Structured figure records:
★ ★ ★ ★ ★ ★ ★
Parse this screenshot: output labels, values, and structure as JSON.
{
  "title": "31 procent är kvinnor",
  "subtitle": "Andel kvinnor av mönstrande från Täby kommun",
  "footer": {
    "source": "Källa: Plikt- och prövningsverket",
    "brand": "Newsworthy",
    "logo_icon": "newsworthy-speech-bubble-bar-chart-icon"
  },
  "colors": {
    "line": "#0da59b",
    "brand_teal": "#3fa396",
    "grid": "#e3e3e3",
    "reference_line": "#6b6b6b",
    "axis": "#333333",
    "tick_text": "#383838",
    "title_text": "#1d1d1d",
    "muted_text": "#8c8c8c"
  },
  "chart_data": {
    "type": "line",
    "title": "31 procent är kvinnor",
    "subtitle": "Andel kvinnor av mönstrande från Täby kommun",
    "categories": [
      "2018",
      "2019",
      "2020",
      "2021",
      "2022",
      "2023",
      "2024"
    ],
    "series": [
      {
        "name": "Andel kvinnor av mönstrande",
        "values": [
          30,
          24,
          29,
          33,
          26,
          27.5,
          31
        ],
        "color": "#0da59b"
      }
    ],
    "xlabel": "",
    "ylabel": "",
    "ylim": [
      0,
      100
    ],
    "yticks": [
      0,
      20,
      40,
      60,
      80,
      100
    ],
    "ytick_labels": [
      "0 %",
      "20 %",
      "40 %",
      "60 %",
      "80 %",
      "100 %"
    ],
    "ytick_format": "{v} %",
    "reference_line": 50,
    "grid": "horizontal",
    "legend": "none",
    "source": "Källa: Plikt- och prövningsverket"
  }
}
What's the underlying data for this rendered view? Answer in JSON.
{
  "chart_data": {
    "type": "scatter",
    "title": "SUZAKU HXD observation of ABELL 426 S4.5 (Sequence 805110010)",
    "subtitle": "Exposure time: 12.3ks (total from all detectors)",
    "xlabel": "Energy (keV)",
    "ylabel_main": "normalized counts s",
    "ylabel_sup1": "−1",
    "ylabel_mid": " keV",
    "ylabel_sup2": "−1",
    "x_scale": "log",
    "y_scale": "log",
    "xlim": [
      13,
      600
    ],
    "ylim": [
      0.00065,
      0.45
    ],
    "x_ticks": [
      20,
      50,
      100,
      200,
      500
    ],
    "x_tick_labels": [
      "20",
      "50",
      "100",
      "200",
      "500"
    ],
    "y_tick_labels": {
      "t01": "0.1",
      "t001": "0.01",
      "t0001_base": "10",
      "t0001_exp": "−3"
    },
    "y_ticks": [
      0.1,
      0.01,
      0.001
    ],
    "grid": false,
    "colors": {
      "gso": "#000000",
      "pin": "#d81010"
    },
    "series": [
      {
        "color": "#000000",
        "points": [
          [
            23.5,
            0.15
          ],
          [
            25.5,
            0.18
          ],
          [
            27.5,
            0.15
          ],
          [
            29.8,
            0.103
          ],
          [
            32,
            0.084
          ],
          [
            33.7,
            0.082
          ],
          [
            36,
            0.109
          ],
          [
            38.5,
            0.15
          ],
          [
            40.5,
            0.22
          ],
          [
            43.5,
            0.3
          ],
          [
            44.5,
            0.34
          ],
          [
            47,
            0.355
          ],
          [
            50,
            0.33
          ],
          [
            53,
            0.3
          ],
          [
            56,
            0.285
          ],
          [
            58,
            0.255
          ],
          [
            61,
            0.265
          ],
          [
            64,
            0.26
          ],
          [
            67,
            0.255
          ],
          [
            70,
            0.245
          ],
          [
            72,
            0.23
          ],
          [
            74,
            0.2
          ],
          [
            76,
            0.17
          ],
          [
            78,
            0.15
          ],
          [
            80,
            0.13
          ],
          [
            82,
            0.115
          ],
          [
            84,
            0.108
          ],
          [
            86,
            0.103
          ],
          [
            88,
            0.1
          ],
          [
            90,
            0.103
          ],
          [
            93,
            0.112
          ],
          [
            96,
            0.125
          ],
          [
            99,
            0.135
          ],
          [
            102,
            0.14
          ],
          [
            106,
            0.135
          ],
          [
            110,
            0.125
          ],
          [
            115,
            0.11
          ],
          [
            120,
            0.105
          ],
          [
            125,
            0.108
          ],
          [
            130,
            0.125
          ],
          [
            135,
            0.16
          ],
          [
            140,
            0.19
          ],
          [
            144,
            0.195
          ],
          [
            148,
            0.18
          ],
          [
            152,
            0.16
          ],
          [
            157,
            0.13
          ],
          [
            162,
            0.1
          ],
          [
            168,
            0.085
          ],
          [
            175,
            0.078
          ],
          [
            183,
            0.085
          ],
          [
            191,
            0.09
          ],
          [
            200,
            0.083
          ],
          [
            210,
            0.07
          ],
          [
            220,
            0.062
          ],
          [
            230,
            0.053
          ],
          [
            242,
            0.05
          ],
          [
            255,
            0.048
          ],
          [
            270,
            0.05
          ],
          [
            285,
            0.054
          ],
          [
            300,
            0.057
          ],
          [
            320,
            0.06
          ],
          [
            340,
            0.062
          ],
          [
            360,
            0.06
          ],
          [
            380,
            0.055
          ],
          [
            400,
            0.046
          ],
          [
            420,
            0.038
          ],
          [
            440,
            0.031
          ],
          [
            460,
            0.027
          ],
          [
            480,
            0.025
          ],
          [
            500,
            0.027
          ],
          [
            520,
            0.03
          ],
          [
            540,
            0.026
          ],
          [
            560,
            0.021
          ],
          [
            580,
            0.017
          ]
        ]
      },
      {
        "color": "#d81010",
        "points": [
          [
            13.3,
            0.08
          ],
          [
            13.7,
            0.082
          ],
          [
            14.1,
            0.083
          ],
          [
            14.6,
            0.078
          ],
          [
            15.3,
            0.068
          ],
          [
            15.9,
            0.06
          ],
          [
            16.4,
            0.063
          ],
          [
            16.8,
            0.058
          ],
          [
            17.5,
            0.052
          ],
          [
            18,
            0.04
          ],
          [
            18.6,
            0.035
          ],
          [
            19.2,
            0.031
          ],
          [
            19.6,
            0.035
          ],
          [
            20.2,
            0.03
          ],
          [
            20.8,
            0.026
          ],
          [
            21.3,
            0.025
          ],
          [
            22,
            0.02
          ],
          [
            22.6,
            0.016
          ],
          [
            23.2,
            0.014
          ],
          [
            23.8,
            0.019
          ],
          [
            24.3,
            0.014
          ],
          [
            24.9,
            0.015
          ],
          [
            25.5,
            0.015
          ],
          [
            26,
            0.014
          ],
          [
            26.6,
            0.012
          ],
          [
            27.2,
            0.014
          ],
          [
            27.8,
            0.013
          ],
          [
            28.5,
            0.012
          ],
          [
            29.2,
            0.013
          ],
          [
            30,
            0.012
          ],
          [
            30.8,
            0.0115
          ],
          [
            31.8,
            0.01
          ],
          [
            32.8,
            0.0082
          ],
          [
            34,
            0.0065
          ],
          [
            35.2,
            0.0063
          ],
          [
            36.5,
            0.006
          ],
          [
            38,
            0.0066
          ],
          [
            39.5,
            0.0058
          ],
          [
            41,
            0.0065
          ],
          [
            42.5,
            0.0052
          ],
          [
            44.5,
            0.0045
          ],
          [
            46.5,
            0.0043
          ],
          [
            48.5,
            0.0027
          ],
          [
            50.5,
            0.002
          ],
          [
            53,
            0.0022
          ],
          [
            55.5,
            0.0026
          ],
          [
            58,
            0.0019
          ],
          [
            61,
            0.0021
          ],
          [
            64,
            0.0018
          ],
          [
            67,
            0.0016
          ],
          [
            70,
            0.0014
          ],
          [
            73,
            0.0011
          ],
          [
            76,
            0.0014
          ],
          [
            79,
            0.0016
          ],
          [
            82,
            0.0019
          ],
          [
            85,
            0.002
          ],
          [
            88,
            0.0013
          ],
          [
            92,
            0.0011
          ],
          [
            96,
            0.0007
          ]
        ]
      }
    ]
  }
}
★ ★ ★ ★ ★ ★ ★
Wherever a line in the data above holds "this", copy that line.

* [SOLUTION]:
Parse this screenshot: output labels, values, and structure as JSON.
What's the underlying data for this rendered view? Answer in JSON.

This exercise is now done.